- THE EXERCISE -
Make an exact copy of all the entries below, with the pictures left out.
— START EXCERPTED RECORDS —
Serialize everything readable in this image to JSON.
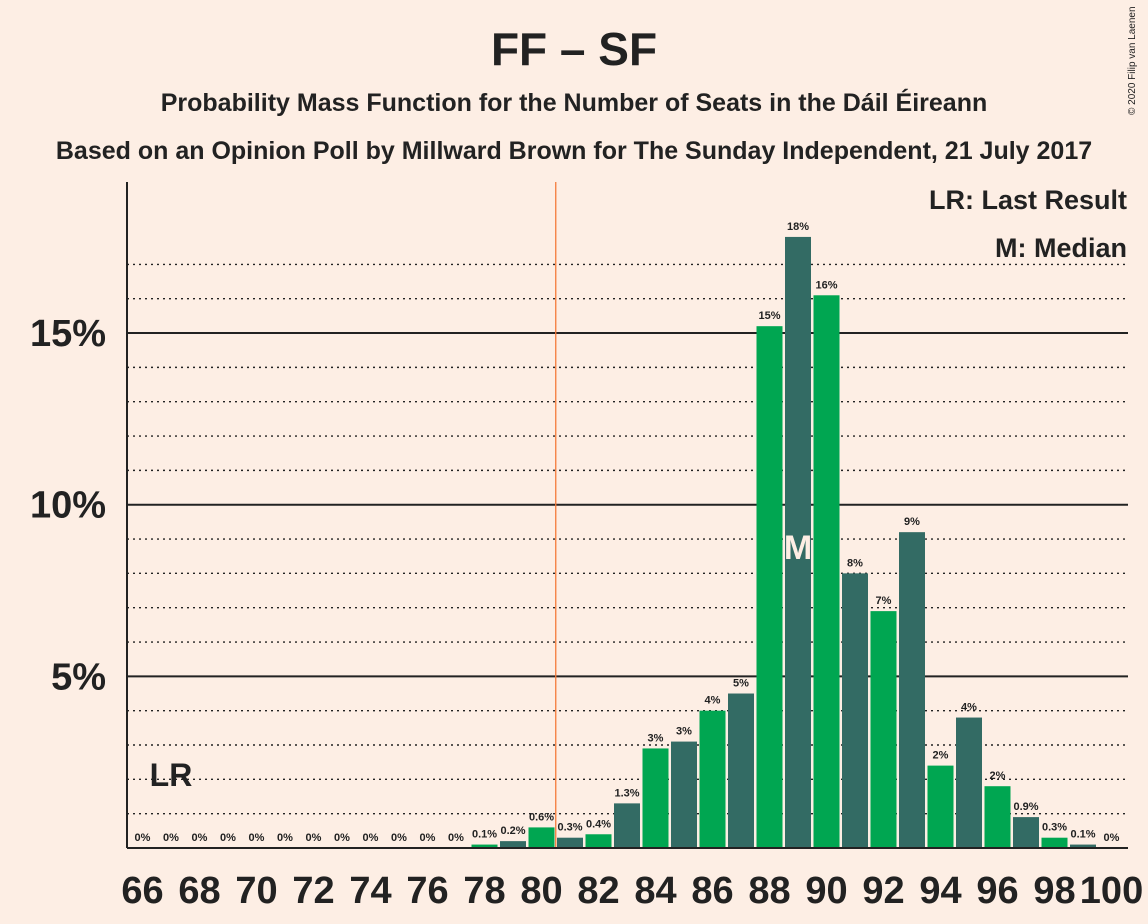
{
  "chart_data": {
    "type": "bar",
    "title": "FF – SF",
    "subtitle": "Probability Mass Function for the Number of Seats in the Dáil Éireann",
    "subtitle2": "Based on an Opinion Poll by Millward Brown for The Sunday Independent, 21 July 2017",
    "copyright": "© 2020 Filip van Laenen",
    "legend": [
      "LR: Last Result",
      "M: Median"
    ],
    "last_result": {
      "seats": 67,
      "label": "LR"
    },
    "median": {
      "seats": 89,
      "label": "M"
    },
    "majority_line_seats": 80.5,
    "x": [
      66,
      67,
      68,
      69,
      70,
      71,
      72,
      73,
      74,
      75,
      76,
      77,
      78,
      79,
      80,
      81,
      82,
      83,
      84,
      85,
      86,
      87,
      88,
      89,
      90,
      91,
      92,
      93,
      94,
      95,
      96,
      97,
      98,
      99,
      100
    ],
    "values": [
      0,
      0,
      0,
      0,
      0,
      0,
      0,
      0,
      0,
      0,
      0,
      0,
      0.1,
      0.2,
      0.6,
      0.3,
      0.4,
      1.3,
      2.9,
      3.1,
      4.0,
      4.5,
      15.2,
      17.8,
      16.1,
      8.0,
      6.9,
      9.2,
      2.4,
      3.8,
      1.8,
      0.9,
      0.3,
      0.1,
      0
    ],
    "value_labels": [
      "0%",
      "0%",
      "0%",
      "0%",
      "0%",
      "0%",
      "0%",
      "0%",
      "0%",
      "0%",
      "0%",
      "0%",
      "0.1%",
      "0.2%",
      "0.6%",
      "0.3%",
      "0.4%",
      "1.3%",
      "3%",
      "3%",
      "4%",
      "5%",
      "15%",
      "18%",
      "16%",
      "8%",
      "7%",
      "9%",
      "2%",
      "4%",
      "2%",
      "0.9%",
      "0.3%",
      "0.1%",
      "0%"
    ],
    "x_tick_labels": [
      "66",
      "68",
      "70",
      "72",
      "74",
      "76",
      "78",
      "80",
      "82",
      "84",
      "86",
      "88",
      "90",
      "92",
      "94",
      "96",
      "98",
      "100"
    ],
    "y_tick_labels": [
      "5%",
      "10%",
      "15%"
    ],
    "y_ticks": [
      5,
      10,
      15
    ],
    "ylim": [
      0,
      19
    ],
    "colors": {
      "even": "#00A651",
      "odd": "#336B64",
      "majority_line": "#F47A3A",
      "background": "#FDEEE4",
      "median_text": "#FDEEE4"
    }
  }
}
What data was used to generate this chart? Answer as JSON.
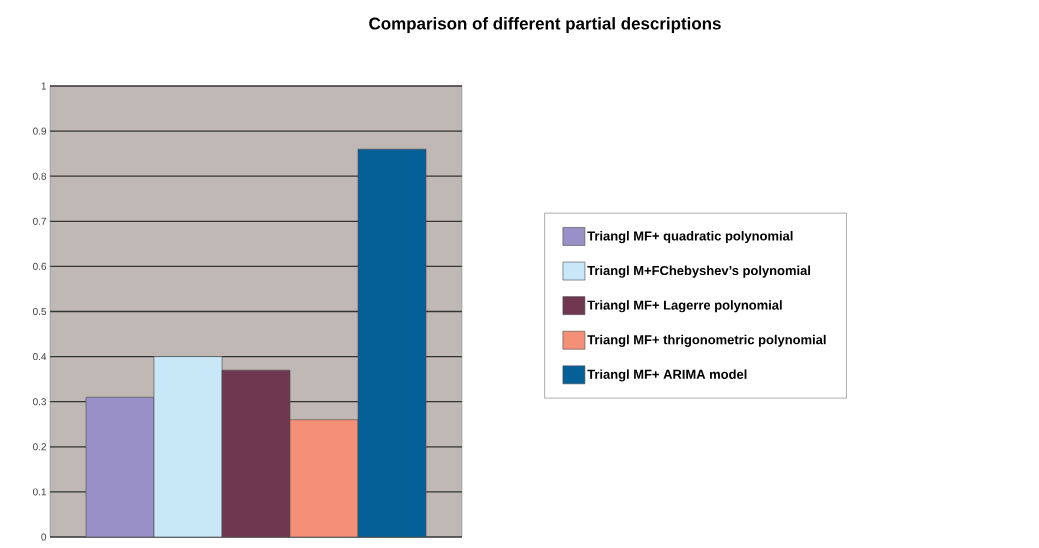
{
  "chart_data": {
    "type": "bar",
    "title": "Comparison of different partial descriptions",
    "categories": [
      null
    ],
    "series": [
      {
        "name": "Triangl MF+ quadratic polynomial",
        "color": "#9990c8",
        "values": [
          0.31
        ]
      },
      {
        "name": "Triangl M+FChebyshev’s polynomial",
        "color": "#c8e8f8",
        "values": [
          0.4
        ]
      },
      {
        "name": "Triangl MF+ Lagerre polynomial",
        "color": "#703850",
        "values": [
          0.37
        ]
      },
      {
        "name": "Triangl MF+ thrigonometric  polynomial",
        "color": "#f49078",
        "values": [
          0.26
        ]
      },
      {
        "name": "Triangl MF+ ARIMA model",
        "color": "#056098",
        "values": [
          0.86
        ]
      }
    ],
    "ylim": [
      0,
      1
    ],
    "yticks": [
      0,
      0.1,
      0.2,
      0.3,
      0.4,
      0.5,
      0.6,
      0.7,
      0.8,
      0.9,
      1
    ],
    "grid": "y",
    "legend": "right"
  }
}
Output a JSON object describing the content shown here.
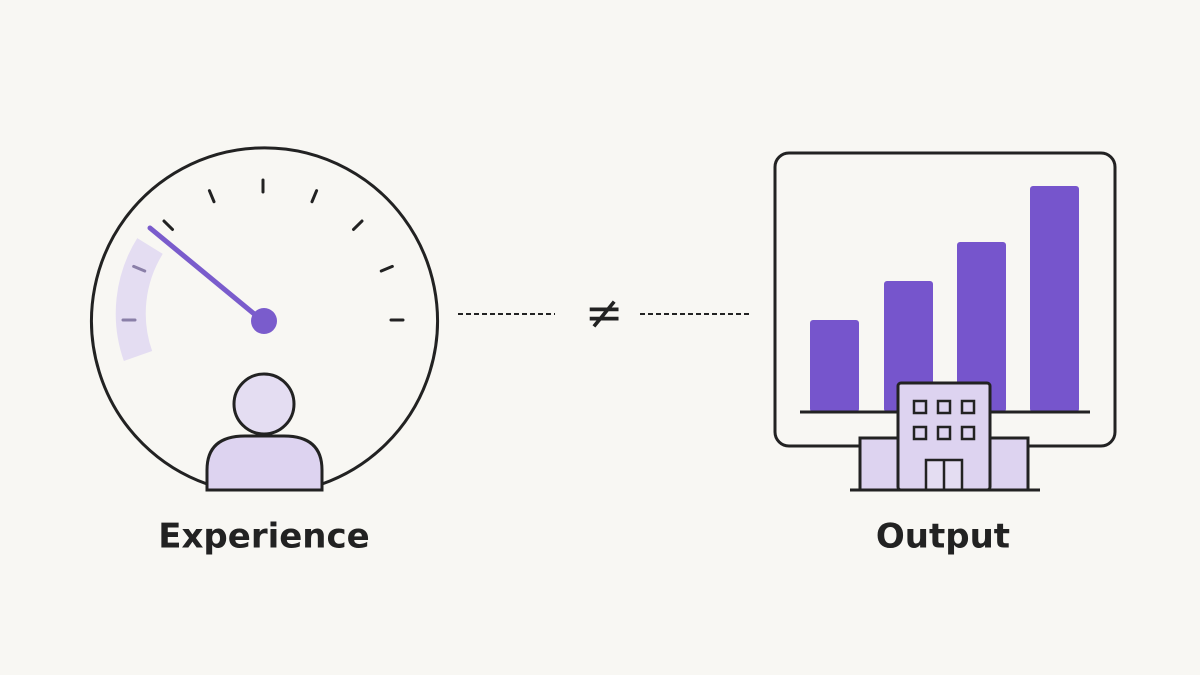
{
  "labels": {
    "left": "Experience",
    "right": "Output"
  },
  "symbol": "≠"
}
— END EXCERPTED RECORDS —
- WORKED ANSWER -
Serialize everything readable in this image to JSON.
{
  "chart_data": {
    "type": "bar",
    "title": "FF – SF",
    "subtitle": "Probability Mass Function for the Number of Seats in the Dáil Éireann",
    "subtitle2": "Based on an Opinion Poll by Millward Brown for The Sunday Independent, 21 July 2017",
    "copyright": "© 2020 Filip van Laenen",
    "legend": [
      "LR: Last Result",
      "M: Median"
    ],
    "last_result": {
      "seats": 67,
      "label": "LR"
    },
    "median": {
      "seats": 89,
      "label": "M"
    },
    "majority_line_seats": 80.5,
    "x": [
      66,
      67,
      68,
      69,
      70,
      71,
      72,
      73,
      74,
      75,
      76,
      77,
      78,
      79,
      80,
      81,
      82,
      83,
      84,
      85,
      86,
      87,
      88,
      89,
      90,
      91,
      92,
      93,
      94,
      95,
      96,
      97,
      98,
      99,
      100
    ],
    "values": [
      0,
      0,
      0,
      0,
      0,
      0,
      0,
      0,
      0,
      0,
      0,
      0,
      0.1,
      0.2,
      0.6,
      0.3,
      0.4,
      1.3,
      2.9,
      3.1,
      4.0,
      4.5,
      15.2,
      17.8,
      16.1,
      8.0,
      6.9,
      9.2,
      2.4,
      3.8,
      1.8,
      0.9,
      0.3,
      0.1,
      0
    ],
    "value_labels": [
      "0%",
      "0%",
      "0%",
      "0%",
      "0%",
      "0%",
      "0%",
      "0%",
      "0%",
      "0%",
      "0%",
      "0%",
      "0.1%",
      "0.2%",
      "0.6%",
      "0.3%",
      "0.4%",
      "1.3%",
      "3%",
      "3%",
      "4%",
      "5%",
      "15%",
      "18%",
      "16%",
      "8%",
      "7%",
      "9%",
      "2%",
      "4%",
      "2%",
      "0.9%",
      "0.3%",
      "0.1%",
      "0%"
    ],
    "x_tick_labels": [
      "66",
      "68",
      "70",
      "72",
      "74",
      "76",
      "78",
      "80",
      "82",
      "84",
      "86",
      "88",
      "90",
      "92",
      "94",
      "96",
      "98",
      "100"
    ],
    "y_tick_labels": [
      "5%",
      "10%",
      "15%"
    ],
    "y_ticks": [
      5,
      10,
      15
    ],
    "ylim": [
      0,
      19
    ],
    "colors": {
      "even": "#00A651",
      "odd": "#336B64",
      "majority_line": "#F47A3A",
      "background": "#FDEEE4",
      "median_text": "#FDEEE4"
    }
  }
}
What data was used to generate this chart? Answer as JSON.
{
  "chart_data": {
    "type": "bar",
    "title": "Comparison of different partial descriptions",
    "categories": [
      null
    ],
    "series": [
      {
        "name": "Triangl MF+ quadratic polynomial",
        "color": "#9990c8",
        "values": [
          0.31
        ]
      },
      {
        "name": "Triangl M+FChebyshev’s polynomial",
        "color": "#c8e8f8",
        "values": [
          0.4
        ]
      },
      {
        "name": "Triangl MF+ Lagerre polynomial",
        "color": "#703850",
        "values": [
          0.37
        ]
      },
      {
        "name": "Triangl MF+ thrigonometric  polynomial",
        "color": "#f49078",
        "values": [
          0.26
        ]
      },
      {
        "name": "Triangl MF+ ARIMA model",
        "color": "#056098",
        "values": [
          0.86
        ]
      }
    ],
    "ylim": [
      0,
      1
    ],
    "yticks": [
      0,
      0.1,
      0.2,
      0.3,
      0.4,
      0.5,
      0.6,
      0.7,
      0.8,
      0.9,
      1
    ],
    "grid": "y",
    "legend": "right"
  }
}
Output a JSON object describing the content shown here.
{
  "labels": {
    "left": "Experience",
    "right": "Output"
  },
  "symbol": "≠"
}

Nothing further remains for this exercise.